> [WHAT IS REQUIRED]:
Copy all of the data below line for line, changing nothing.

> [PROVIDED MATERIAL]:
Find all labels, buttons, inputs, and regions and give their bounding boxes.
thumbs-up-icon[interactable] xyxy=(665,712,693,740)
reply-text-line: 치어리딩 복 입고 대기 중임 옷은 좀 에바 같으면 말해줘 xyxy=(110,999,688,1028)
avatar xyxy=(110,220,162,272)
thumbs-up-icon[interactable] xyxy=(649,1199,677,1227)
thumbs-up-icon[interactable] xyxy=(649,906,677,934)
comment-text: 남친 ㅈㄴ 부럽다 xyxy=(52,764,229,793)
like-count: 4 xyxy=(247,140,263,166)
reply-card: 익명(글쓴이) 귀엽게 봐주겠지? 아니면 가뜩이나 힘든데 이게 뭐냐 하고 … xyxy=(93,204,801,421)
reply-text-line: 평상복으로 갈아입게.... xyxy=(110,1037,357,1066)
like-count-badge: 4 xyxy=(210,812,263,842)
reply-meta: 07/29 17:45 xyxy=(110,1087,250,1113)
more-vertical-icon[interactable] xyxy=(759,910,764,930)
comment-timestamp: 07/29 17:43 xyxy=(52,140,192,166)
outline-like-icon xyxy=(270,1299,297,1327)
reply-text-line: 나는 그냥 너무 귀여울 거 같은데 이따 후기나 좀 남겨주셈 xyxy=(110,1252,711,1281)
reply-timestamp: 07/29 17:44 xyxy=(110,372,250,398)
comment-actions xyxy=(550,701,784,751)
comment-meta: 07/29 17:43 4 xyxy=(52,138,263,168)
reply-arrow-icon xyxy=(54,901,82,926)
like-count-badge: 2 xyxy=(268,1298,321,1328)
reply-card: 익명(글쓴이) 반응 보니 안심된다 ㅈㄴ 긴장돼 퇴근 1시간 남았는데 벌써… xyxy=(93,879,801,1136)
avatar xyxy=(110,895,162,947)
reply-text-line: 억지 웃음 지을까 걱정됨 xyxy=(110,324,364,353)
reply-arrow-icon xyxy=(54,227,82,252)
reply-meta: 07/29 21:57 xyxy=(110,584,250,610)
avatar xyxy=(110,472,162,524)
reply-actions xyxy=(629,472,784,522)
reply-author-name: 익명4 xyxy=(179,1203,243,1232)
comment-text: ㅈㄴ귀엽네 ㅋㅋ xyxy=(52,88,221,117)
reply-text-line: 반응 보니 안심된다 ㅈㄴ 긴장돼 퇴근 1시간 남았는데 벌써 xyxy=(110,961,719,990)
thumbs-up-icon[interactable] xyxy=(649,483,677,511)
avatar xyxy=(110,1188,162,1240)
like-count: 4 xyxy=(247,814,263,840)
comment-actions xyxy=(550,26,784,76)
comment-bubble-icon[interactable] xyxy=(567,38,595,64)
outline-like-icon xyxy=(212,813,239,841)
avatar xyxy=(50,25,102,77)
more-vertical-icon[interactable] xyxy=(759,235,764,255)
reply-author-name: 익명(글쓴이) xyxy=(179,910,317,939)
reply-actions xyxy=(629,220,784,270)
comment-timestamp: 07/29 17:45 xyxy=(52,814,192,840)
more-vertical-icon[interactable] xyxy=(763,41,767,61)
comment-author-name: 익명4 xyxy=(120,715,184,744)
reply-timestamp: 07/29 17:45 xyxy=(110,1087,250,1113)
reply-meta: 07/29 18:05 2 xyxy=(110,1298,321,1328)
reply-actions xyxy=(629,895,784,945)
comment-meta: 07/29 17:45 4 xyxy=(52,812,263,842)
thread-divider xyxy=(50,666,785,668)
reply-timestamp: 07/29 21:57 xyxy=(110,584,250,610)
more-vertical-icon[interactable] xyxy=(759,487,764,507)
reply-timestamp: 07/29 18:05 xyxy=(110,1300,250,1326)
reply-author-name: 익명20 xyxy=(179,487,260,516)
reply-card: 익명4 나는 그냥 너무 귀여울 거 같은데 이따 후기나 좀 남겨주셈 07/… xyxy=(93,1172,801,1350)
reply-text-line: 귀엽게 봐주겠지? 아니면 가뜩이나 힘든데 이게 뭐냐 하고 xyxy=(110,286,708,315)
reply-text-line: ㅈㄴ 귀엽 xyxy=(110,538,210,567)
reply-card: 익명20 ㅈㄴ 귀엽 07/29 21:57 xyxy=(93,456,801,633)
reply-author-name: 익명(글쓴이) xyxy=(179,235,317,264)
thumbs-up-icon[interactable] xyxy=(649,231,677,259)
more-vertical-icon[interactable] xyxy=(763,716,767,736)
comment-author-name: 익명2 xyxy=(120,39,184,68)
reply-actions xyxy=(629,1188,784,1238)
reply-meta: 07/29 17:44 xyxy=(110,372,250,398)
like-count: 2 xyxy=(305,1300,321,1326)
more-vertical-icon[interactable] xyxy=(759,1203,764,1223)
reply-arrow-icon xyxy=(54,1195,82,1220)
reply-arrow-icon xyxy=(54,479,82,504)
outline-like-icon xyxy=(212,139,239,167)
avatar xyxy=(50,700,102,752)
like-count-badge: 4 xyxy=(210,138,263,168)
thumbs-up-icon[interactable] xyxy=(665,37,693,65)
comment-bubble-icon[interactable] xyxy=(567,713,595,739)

> [SOLUTION BELOW]:
Find all labels, buttons, inputs, and regions and give their bounding boxes.
thumbs-up-icon[interactable] xyxy=(665,712,693,740)
reply-text-line: 치어리딩 복 입고 대기 중임 옷은 좀 에바 같으면 말해줘 xyxy=(110,999,688,1028)
avatar xyxy=(110,220,162,272)
thumbs-up-icon[interactable] xyxy=(649,1199,677,1227)
thumbs-up-icon[interactable] xyxy=(649,906,677,934)
comment-text: 남친 ㅈㄴ 부럽다 xyxy=(52,764,229,793)
like-count: 4 xyxy=(247,140,263,166)
reply-card: 익명(글쓴이) 귀엽게 봐주겠지? 아니면 가뜩이나 힘든데 이게 뭐냐 하고 … xyxy=(93,204,801,421)
reply-text-line: 평상복으로 갈아입게.... xyxy=(110,1037,357,1066)
like-count-badge: 4 xyxy=(210,812,263,842)
reply-meta: 07/29 17:45 xyxy=(110,1087,250,1113)
more-vertical-icon[interactable] xyxy=(759,910,764,930)
comment-timestamp: 07/29 17:43 xyxy=(52,140,192,166)
outline-like-icon xyxy=(270,1299,297,1327)
reply-text-line: 나는 그냥 너무 귀여울 거 같은데 이따 후기나 좀 남겨주셈 xyxy=(110,1252,711,1281)
reply-timestamp: 07/29 17:44 xyxy=(110,372,250,398)
comment-actions xyxy=(550,701,784,751)
comment-meta: 07/29 17:43 4 xyxy=(52,138,263,168)
reply-arrow-icon xyxy=(54,901,82,926)
like-count-badge: 2 xyxy=(268,1298,321,1328)
reply-card: 익명(글쓴이) 반응 보니 안심된다 ㅈㄴ 긴장돼 퇴근 1시간 남았는데 벌써… xyxy=(93,879,801,1136)
avatar xyxy=(110,895,162,947)
reply-text-line: 억지 웃음 지을까 걱정됨 xyxy=(110,324,364,353)
reply-arrow-icon xyxy=(54,227,82,252)
reply-meta: 07/29 21:57 xyxy=(110,584,250,610)
avatar xyxy=(110,472,162,524)
reply-actions xyxy=(629,472,784,522)
reply-author-name: 익명4 xyxy=(179,1203,243,1232)
comment-text: ㅈㄴ귀엽네 ㅋㅋ xyxy=(52,88,221,117)
reply-text-line: 반응 보니 안심된다 ㅈㄴ 긴장돼 퇴근 1시간 남았는데 벌써 xyxy=(110,961,719,990)
thumbs-up-icon[interactable] xyxy=(649,483,677,511)
avatar xyxy=(110,1188,162,1240)
like-count: 4 xyxy=(247,814,263,840)
comment-actions xyxy=(550,26,784,76)
comment-bubble-icon[interactable] xyxy=(567,38,595,64)
outline-like-icon xyxy=(212,813,239,841)
avatar xyxy=(50,25,102,77)
more-vertical-icon[interactable] xyxy=(759,235,764,255)
reply-author-name: 익명(글쓴이) xyxy=(179,910,317,939)
reply-actions xyxy=(629,220,784,270)
comment-timestamp: 07/29 17:45 xyxy=(52,814,192,840)
more-vertical-icon[interactable] xyxy=(763,41,767,61)
comment-author-name: 익명4 xyxy=(120,715,184,744)
reply-timestamp: 07/29 17:45 xyxy=(110,1087,250,1113)
reply-meta: 07/29 18:05 2 xyxy=(110,1298,321,1328)
reply-actions xyxy=(629,895,784,945)
comment-meta: 07/29 17:45 4 xyxy=(52,812,263,842)
thread-divider xyxy=(50,666,785,668)
reply-timestamp: 07/29 21:57 xyxy=(110,584,250,610)
more-vertical-icon[interactable] xyxy=(759,487,764,507)
reply-timestamp: 07/29 18:05 xyxy=(110,1300,250,1326)
reply-author-name: 익명20 xyxy=(179,487,260,516)
reply-card: 익명4 나는 그냥 너무 귀여울 거 같은데 이따 후기나 좀 남겨주셈 07/… xyxy=(93,1172,801,1350)
reply-text-line: 귀엽게 봐주겠지? 아니면 가뜩이나 힘든데 이게 뭐냐 하고 xyxy=(110,286,708,315)
reply-text-line: ㅈㄴ 귀엽 xyxy=(110,538,210,567)
reply-card: 익명20 ㅈㄴ 귀엽 07/29 21:57 xyxy=(93,456,801,633)
reply-author-name: 익명(글쓴이) xyxy=(179,235,317,264)
thumbs-up-icon[interactable] xyxy=(649,231,677,259)
more-vertical-icon[interactable] xyxy=(763,716,767,736)
comment-author-name: 익명2 xyxy=(120,39,184,68)
reply-actions xyxy=(629,1188,784,1238)
reply-meta: 07/29 17:44 xyxy=(110,372,250,398)
like-count: 2 xyxy=(305,1300,321,1326)
more-vertical-icon[interactable] xyxy=(759,1203,764,1223)
reply-arrow-icon xyxy=(54,1195,82,1220)
reply-arrow-icon xyxy=(54,479,82,504)
outline-like-icon xyxy=(212,139,239,167)
avatar xyxy=(50,700,102,752)
like-count-badge: 4 xyxy=(210,138,263,168)
thumbs-up-icon[interactable] xyxy=(665,37,693,65)
comment-bubble-icon[interactable] xyxy=(567,713,595,739)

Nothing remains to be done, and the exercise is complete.